Set problem –
Pull out every line with the word "Disabling".

[Collected data entries]
——————————

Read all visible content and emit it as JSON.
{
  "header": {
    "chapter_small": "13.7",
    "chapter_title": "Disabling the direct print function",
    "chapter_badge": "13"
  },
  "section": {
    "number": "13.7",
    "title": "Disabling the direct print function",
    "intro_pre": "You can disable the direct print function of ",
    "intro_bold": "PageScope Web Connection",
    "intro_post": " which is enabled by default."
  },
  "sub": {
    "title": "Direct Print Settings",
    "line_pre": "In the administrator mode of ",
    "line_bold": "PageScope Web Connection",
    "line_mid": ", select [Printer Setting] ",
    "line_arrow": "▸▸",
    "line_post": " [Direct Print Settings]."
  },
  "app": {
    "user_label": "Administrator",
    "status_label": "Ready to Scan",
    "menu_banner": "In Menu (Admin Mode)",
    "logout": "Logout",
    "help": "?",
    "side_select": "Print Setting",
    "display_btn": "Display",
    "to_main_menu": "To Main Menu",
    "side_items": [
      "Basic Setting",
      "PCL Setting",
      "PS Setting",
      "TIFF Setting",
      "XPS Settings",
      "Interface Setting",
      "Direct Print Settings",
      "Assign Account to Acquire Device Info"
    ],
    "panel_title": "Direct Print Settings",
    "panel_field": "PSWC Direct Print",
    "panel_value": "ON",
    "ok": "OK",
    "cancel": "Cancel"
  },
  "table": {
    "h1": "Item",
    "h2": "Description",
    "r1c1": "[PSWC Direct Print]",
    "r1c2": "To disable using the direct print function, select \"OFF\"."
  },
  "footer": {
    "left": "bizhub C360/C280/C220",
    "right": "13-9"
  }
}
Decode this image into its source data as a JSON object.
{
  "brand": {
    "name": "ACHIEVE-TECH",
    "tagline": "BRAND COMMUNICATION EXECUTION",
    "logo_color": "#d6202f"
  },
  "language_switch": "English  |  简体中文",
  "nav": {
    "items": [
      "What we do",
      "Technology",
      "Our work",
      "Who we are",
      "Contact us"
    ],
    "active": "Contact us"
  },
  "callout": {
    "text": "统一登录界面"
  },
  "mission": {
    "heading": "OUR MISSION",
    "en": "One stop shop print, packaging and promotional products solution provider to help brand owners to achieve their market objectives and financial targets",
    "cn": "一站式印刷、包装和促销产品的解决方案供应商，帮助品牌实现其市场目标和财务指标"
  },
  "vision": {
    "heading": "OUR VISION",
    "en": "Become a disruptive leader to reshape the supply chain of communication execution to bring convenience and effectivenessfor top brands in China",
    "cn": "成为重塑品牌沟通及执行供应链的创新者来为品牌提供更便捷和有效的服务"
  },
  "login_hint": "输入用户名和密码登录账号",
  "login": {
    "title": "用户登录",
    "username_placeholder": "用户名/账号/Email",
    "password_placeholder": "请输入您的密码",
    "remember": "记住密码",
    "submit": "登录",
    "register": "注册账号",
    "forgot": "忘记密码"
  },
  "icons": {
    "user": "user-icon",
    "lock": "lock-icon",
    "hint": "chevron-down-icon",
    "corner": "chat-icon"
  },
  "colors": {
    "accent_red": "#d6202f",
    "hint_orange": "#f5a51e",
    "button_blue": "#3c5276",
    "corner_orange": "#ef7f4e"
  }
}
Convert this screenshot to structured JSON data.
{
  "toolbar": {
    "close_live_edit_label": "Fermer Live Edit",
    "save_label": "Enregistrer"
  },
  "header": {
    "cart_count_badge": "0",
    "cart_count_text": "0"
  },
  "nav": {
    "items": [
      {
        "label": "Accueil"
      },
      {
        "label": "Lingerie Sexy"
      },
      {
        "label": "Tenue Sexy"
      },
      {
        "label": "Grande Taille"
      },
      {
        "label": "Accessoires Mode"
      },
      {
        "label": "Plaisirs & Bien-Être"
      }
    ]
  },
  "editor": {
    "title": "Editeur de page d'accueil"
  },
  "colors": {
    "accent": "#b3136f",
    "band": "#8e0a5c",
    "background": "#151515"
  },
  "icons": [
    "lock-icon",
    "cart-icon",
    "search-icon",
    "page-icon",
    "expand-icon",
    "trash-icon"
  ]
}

——————————

Worked solution –
    "chapter_title": "Disabling the direct print function",
    "title": "Disabling the direct print function",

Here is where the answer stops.